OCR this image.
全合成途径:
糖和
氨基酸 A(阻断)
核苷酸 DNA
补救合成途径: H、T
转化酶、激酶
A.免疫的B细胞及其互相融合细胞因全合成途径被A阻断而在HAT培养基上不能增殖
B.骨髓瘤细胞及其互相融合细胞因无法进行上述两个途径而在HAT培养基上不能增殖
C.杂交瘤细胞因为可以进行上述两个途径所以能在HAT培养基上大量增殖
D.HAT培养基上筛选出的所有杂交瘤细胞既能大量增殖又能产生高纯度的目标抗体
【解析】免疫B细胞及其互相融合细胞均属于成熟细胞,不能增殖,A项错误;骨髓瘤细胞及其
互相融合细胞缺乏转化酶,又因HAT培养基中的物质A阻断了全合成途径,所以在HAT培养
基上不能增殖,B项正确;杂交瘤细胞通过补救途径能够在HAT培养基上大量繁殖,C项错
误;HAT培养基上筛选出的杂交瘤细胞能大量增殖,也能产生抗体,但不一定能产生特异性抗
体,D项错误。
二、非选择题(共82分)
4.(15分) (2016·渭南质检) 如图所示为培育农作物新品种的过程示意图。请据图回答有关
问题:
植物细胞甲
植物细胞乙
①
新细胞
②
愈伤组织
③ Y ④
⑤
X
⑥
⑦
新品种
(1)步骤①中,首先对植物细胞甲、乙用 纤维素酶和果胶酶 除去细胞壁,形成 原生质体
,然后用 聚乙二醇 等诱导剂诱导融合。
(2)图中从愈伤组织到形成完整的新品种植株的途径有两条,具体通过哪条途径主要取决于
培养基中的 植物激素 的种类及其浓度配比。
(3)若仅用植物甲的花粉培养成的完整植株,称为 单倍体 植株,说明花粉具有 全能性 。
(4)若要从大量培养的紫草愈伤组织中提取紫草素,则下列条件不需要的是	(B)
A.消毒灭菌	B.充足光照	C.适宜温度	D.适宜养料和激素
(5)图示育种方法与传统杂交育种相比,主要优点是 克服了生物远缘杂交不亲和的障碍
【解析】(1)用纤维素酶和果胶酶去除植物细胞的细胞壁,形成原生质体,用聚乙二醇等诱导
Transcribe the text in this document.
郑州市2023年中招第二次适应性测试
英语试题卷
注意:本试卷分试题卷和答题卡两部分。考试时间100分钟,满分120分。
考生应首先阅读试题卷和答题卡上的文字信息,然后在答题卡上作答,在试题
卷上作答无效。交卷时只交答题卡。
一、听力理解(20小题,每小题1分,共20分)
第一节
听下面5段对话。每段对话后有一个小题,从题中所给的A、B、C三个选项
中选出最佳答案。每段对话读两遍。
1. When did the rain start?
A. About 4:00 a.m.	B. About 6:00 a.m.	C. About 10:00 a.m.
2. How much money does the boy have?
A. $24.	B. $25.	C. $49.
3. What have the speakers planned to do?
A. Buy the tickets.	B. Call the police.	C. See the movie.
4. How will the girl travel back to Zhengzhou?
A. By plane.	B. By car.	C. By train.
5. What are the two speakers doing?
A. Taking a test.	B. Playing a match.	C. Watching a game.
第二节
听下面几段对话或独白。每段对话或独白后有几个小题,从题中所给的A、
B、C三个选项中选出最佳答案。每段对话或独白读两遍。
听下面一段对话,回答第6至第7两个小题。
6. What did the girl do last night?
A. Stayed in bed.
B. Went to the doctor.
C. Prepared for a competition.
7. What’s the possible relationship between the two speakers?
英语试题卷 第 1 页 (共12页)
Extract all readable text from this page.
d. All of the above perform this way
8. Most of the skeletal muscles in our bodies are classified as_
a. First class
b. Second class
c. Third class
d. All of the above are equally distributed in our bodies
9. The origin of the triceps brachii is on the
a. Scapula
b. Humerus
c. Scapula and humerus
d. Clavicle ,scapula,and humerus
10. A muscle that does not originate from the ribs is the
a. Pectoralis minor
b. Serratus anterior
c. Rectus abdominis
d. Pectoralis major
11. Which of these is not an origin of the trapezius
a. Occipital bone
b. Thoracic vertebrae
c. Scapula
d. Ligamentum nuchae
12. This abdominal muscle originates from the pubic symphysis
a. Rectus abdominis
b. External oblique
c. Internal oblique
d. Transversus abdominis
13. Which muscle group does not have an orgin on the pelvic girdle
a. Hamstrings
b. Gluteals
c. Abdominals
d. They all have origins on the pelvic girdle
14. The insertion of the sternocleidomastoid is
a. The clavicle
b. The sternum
_ _ _
- Instruction -
Repeat word for word every line from the one that holds "Extract all readable text from this page." to the end. Both ends count.

- Output for this exercise -
Extract all readable text from this page.
d. All of the above perform this way
8. Most of the skeletal muscles in our bodies are classified as_
a. First class
b. Second class
c. Third class
d. All of the above are equally distributed in our bodies
9. The origin of the triceps brachii is on the
a. Scapula
b. Humerus
c. Scapula and humerus
d. Clavicle ,scapula,and humerus
10. A muscle that does not originate from the ribs is the
a. Pectoralis minor
b. Serratus anterior
c. Rectus abdominis
d. Pectoralis major
11. Which of these is not an origin of the trapezius
a. Occipital bone
b. Thoracic vertebrae
c. Scapula
d. Ligamentum nuchae
12. This abdominal muscle originates from the pubic symphysis
a. Rectus abdominis
b. External oblique
c. Internal oblique
d. Transversus abdominis
13. Which muscle group does not have an orgin on the pelvic girdle
a. Hamstrings
b. Gluteals
c. Abdominals
d. They all have origins on the pelvic girdle
14. The insertion of the sternocleidomastoid is
a. The clavicle
b. The sternum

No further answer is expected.